-- REQUIREMENT --
Leave the pictures out and transcribe every record exactly.

-- LISTED ENTRIES --
┄┄┄┄┄┄

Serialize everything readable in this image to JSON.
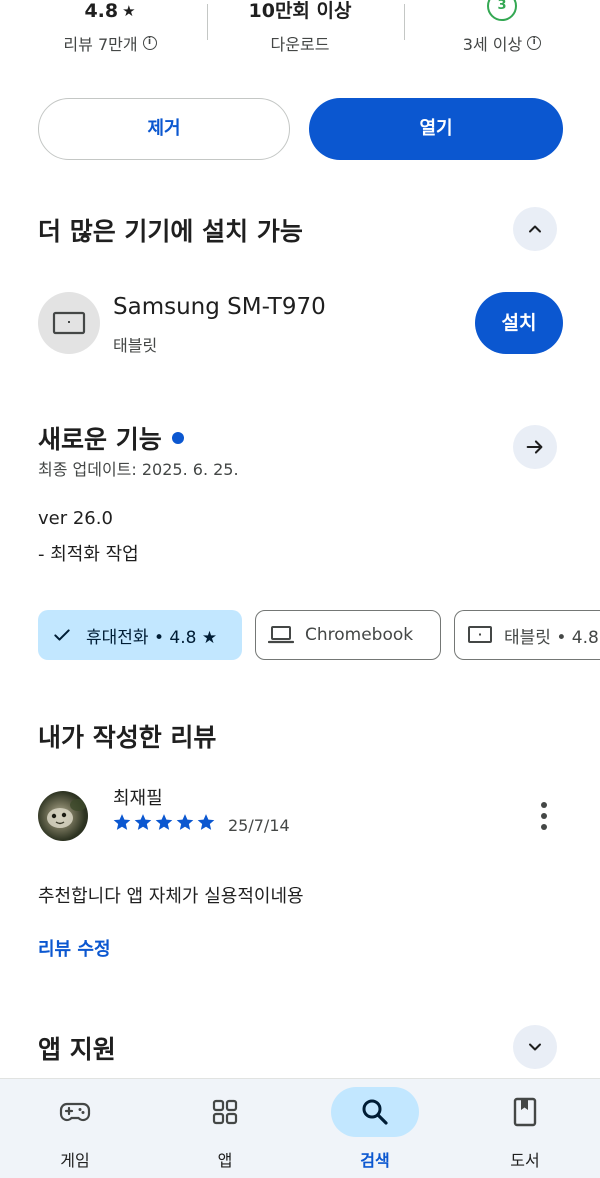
{
  "stats": {
    "rating": "4.8",
    "rating_star": "★",
    "reviews_label": "리뷰 7만개",
    "downloads": "10만회 이상",
    "downloads_label": "다운로드",
    "age_rating": "3",
    "age_label": "3세 이상",
    "info_glyph": "i"
  },
  "actions": {
    "remove_label": "제거",
    "open_label": "열기"
  },
  "more_devices": {
    "title": "더 많은 기기에 설치 가능",
    "collapse_icon": "chevron-up-icon",
    "device_name": "Samsung SM-T970",
    "device_type": "태블릿",
    "install_label": "설치"
  },
  "whats_new": {
    "title": "새로운 기능",
    "updated": "최종 업데이트: 2025. 6. 25.",
    "version": "ver 26.0",
    "notes": "- 최적화 작업",
    "arrow_icon": "arrow-right-icon"
  },
  "device_chips": [
    {
      "label": "휴대전화 • 4.8 ★",
      "selected": true,
      "icon": "check-icon"
    },
    {
      "label": "Chromebook",
      "selected": false,
      "icon": "laptop-icon"
    },
    {
      "label": "태블릿 • 4.8",
      "selected": false,
      "icon": "tablet-icon"
    }
  ],
  "my_review": {
    "title": "내가 작성한 리뷰",
    "reviewer": "최재필",
    "stars": 5,
    "date": "25/7/14",
    "text": "추천합니다 앱 자체가 실용적이네용",
    "edit_label": "리뷰 수정"
  },
  "app_support": {
    "title": "앱 지원",
    "expand_icon": "chevron-down-icon"
  },
  "bottom_nav": [
    {
      "label": "게임",
      "icon": "gamepad-icon",
      "active": false
    },
    {
      "label": "앱",
      "icon": "apps-grid-icon",
      "active": false
    },
    {
      "label": "검색",
      "icon": "search-icon",
      "active": true
    },
    {
      "label": "도서",
      "icon": "book-icon",
      "active": false
    }
  ],
  "colors": {
    "accent": "#0b57d0",
    "chip_selected": "#c2e7ff",
    "age_green": "#34a853"
  }
}
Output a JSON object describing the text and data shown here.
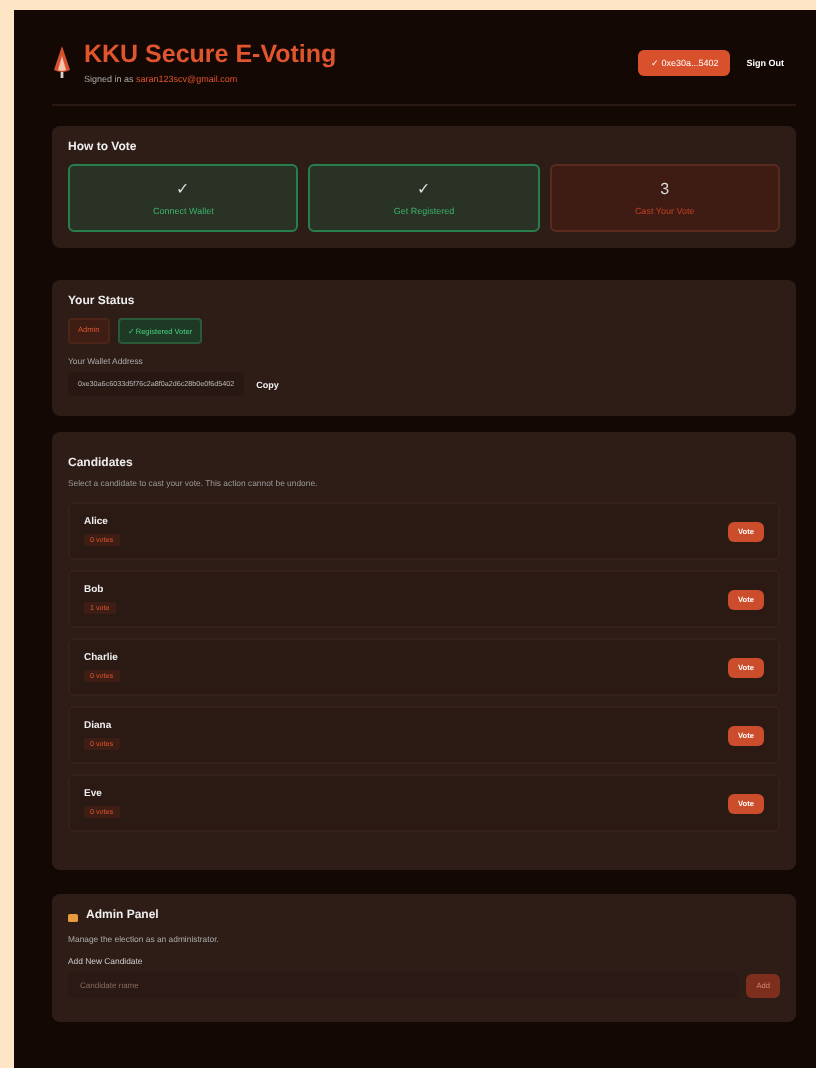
{
  "header": {
    "title": "KKU Secure E-Voting",
    "signed_in_label": "Signed in as",
    "email": "saran123scv@gmail.com",
    "wallet_button": "✓ 0xe30a...5402",
    "sign_out": "Sign Out"
  },
  "how_to_vote": {
    "title": "How to Vote",
    "steps": [
      {
        "mark": "✓",
        "label": "Connect Wallet",
        "done": true
      },
      {
        "mark": "✓",
        "label": "Get Registered",
        "done": true
      },
      {
        "mark": "3",
        "label": "Cast Your Vote",
        "done": false
      }
    ]
  },
  "status": {
    "title": "Your Status",
    "badges": [
      {
        "kind": "admin",
        "label": "Admin"
      },
      {
        "kind": "voter",
        "label": "✓ Registered Voter"
      }
    ],
    "address_label": "Your Wallet Address",
    "address": "0xe30a6c6033d5f76c2a8f0a2d6c28b0e0f6d5402",
    "copy": "Copy"
  },
  "candidates": {
    "title": "Candidates",
    "hint": "Select a candidate to cast your vote. This action cannot be undone.",
    "items": [
      {
        "name": "Alice",
        "votes": "0 votes",
        "button": "Vote"
      },
      {
        "name": "Bob",
        "votes": "1 vote",
        "button": "Vote"
      },
      {
        "name": "Charlie",
        "votes": "0 votes",
        "button": "Vote"
      },
      {
        "name": "Diana",
        "votes": "0 votes",
        "button": "Vote"
      },
      {
        "name": "Eve",
        "votes": "0 votes",
        "button": "Vote"
      }
    ]
  },
  "admin": {
    "title": "Admin Panel",
    "description": "Manage the election as an administrator.",
    "field_label": "Add New Candidate",
    "placeholder": "Candidate name",
    "button": "Add"
  }
}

┄┄┄┄┄┄

-- FULL OUTPUT --
Serialize everything readable in this image to JSON.
{
  "stats": {
    "rating": "4.8",
    "rating_star": "★",
    "reviews_label": "리뷰 7만개",
    "downloads": "10만회 이상",
    "downloads_label": "다운로드",
    "age_rating": "3",
    "age_label": "3세 이상",
    "info_glyph": "i"
  },
  "actions": {
    "remove_label": "제거",
    "open_label": "열기"
  },
  "more_devices": {
    "title": "더 많은 기기에 설치 가능",
    "collapse_icon": "chevron-up-icon",
    "device_name": "Samsung SM-T970",
    "device_type": "태블릿",
    "install_label": "설치"
  },
  "whats_new": {
    "title": "새로운 기능",
    "updated": "최종 업데이트: 2025. 6. 25.",
    "version": "ver 26.0",
    "notes": "- 최적화 작업",
    "arrow_icon": "arrow-right-icon"
  },
  "device_chips": [
    {
      "label": "휴대전화 • 4.8 ★",
      "selected": true,
      "icon": "check-icon"
    },
    {
      "label": "Chromebook",
      "selected": false,
      "icon": "laptop-icon"
    },
    {
      "label": "태블릿 • 4.8",
      "selected": false,
      "icon": "tablet-icon"
    }
  ],
  "my_review": {
    "title": "내가 작성한 리뷰",
    "reviewer": "최재필",
    "stars": 5,
    "date": "25/7/14",
    "text": "추천합니다 앱 자체가 실용적이네용",
    "edit_label": "리뷰 수정"
  },
  "app_support": {
    "title": "앱 지원",
    "expand_icon": "chevron-down-icon"
  },
  "bottom_nav": [
    {
      "label": "게임",
      "icon": "gamepad-icon",
      "active": false
    },
    {
      "label": "앱",
      "icon": "apps-grid-icon",
      "active": false
    },
    {
      "label": "검색",
      "icon": "search-icon",
      "active": true
    },
    {
      "label": "도서",
      "icon": "book-icon",
      "active": false
    }
  ],
  "colors": {
    "accent": "#0b57d0",
    "chip_selected": "#c2e7ff",
    "age_green": "#34a853"
  }
}
Output a JSON object describing the text and data shown here.
{
  "header": {
    "title": "KKU Secure E-Voting",
    "signed_in_label": "Signed in as",
    "email": "saran123scv@gmail.com",
    "wallet_button": "✓ 0xe30a...5402",
    "sign_out": "Sign Out"
  },
  "how_to_vote": {
    "title": "How to Vote",
    "steps": [
      {
        "mark": "✓",
        "label": "Connect Wallet",
        "done": true
      },
      {
        "mark": "✓",
        "label": "Get Registered",
        "done": true
      },
      {
        "mark": "3",
        "label": "Cast Your Vote",
        "done": false
      }
    ]
  },
  "status": {
    "title": "Your Status",
    "badges": [
      {
        "kind": "admin",
        "label": "Admin"
      },
      {
        "kind": "voter",
        "label": "✓ Registered Voter"
      }
    ],
    "address_label": "Your Wallet Address",
    "address": "0xe30a6c6033d5f76c2a8f0a2d6c28b0e0f6d5402",
    "copy": "Copy"
  },
  "candidates": {
    "title": "Candidates",
    "hint": "Select a candidate to cast your vote. This action cannot be undone.",
    "items": [
      {
        "name": "Alice",
        "votes": "0 votes",
        "button": "Vote"
      },
      {
        "name": "Bob",
        "votes": "1 vote",
        "button": "Vote"
      },
      {
        "name": "Charlie",
        "votes": "0 votes",
        "button": "Vote"
      },
      {
        "name": "Diana",
        "votes": "0 votes",
        "button": "Vote"
      },
      {
        "name": "Eve",
        "votes": "0 votes",
        "button": "Vote"
      }
    ]
  },
  "admin": {
    "title": "Admin Panel",
    "description": "Manage the election as an administrator.",
    "field_label": "Add New Candidate",
    "placeholder": "Candidate name",
    "button": "Add"
  }
}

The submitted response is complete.